## Things to do
- 1) Answer these from the article on judo in the Strategic Air Command:
(a) Where and on what dates was the Fifteenth Air Force Judo Tournament held?
(b) In what year was the SAC course in "combative measures" introduced?
(c) What does the acronym ARDC stand for?
- 2) Retype the records character for character, from their first line through the line holding "back-arrow-icon [398,44,414,57]", with both of those lines included.

Journal of Non-lethal Combatives, Aug 2004


Judo in the Strategic Air Command

Submitted by Grady Overstreet

Copyright © EJMAS 2004. All rights reserved.

Editor's introduction: The following information comes from a pamphlet given to participants and spectators at the Fifteenth Air Force Judo Tournament, held at Fairchild Air Force Base, near Spokane, Washington, on March 22-23, 1962. Besides Grady Overstreet, tournament participants included the future movie star Chuck Norris, then Airman First Class (E-4) Carlos Norris, 2-kyu, of March Air Force Base, California.

Acronyms in the following document include SAC (Strategic Air Command, which was responsible for manned bombers), AFB (Air Force Base), ARDC (Air Research and Development Command, which was responsible for the Air Force missile program), A2C (Airman Second Class, E-3), SSgt (Staff Sergeant, E-5), and AAU (Amateur Athletic Union). In Japanese, a Yudanshakai is an organization of graded members, in this case, judo players, and the SAC-ARDC Yudanshakai mentioned below is the ancestor of today's US Judo Association.

Judo has been an important part of the SAC ground-training program since 1951 when a course in "combative measures" was introduced, including such skills as judo, wrestling, and police fighting. There was multiple purpose behind this innovation: general physical fitness; mental conditioning; preparedness for hand-to-hand combat.

There is more than one important connection between combative measures and interest in this type of training. At any moment during wartime, a SAC crew member might be forced to bail out over enemy territory and find an attacker on the ground below. Armed with a knowledge of the best combative techniques, today's SAC airmen will have a better chance of survival and escape.

During the SAC course in combative measures, the airman gains a variety of skills in such combative arts as judo, wrestling, and police fighting. He knows which of these techniques will be the most effective in any given situation, and he has the will to fight when he can see that his chances are good.

But concern for crew proficiency in self-defense is not SAC's sole reason for stressing combative training. Combined with a preliminary physical conditioning course, the specialized program in combative measures is designed to bring into play every muscle of the individual's body, keeping him in top condition for the many demands that flying SAC's giant aircraft impose.

## Dataset records
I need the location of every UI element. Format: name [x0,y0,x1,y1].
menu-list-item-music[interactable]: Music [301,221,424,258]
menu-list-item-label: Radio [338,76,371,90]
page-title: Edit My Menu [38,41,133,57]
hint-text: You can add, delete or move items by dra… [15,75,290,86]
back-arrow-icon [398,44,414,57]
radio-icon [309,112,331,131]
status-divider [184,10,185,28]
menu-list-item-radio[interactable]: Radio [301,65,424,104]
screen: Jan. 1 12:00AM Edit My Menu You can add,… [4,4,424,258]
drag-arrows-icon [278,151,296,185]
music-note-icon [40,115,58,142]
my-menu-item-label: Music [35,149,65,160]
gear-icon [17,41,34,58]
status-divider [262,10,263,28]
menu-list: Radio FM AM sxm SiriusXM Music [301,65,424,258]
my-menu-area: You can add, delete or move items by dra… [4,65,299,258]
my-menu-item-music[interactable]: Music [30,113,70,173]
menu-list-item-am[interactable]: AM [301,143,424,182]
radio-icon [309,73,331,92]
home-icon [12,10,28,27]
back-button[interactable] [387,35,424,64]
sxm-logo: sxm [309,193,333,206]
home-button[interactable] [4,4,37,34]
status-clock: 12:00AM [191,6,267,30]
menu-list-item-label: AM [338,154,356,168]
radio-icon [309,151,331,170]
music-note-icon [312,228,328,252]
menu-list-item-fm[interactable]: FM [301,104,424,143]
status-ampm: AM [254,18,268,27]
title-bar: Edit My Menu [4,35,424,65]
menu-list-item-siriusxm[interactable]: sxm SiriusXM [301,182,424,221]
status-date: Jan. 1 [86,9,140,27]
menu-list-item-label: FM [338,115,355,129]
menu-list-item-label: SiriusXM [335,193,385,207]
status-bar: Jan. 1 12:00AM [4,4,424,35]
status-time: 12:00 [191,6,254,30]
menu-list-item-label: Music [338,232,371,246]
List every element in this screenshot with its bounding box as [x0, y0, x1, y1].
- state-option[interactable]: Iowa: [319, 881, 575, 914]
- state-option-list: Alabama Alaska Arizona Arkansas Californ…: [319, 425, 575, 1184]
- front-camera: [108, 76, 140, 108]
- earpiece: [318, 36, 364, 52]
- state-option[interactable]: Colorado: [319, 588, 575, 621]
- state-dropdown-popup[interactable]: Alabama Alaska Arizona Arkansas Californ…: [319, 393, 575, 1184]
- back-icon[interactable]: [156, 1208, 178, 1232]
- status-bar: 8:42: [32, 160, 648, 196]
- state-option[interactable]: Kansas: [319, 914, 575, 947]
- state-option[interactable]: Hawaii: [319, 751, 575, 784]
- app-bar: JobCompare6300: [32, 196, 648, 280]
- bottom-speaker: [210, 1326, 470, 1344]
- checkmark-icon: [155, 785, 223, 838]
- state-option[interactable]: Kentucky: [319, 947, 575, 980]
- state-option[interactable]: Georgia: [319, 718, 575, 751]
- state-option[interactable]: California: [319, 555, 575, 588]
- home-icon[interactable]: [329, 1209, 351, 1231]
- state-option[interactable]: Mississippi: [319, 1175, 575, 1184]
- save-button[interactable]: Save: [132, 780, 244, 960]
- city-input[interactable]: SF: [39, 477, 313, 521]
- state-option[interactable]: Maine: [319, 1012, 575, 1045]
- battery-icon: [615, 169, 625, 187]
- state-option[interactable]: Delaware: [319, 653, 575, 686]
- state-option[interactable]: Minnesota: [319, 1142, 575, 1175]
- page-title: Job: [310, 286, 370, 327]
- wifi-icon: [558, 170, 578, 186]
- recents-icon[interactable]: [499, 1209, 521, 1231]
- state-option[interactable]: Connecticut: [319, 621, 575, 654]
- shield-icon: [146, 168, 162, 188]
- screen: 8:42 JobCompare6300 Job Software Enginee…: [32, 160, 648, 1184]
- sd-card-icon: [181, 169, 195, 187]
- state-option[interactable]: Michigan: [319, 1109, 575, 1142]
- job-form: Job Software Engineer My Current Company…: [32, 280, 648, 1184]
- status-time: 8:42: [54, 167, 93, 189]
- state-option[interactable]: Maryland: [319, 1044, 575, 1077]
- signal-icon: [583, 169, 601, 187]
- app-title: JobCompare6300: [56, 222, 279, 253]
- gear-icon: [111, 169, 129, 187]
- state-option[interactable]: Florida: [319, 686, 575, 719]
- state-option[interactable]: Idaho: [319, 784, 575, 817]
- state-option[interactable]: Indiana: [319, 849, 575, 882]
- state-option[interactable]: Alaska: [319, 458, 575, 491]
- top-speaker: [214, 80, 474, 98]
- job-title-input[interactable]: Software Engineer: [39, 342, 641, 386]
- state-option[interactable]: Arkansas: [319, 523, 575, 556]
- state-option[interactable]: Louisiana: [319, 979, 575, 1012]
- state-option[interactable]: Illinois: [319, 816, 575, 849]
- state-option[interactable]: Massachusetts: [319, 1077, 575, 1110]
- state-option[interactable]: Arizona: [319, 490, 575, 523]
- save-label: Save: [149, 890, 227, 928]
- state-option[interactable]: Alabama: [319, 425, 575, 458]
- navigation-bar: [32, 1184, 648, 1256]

## Set of answers
- 1)
(a) It was held at Fairchild Air Force Base, near Spokane, Washington, on March 22-23, 1962.
(b) 1951.
(c) Air Research and Development Command.

- 2)
I need the location of every UI element. Format: name [x0,y0,x1,y1].
menu-list-item-music[interactable]: Music [301,221,424,258]
menu-list-item-label: Radio [338,76,371,90]
page-title: Edit My Menu [38,41,133,57]
hint-text: You can add, delete or move items by dra… [15,75,290,86]
back-arrow-icon [398,44,414,57]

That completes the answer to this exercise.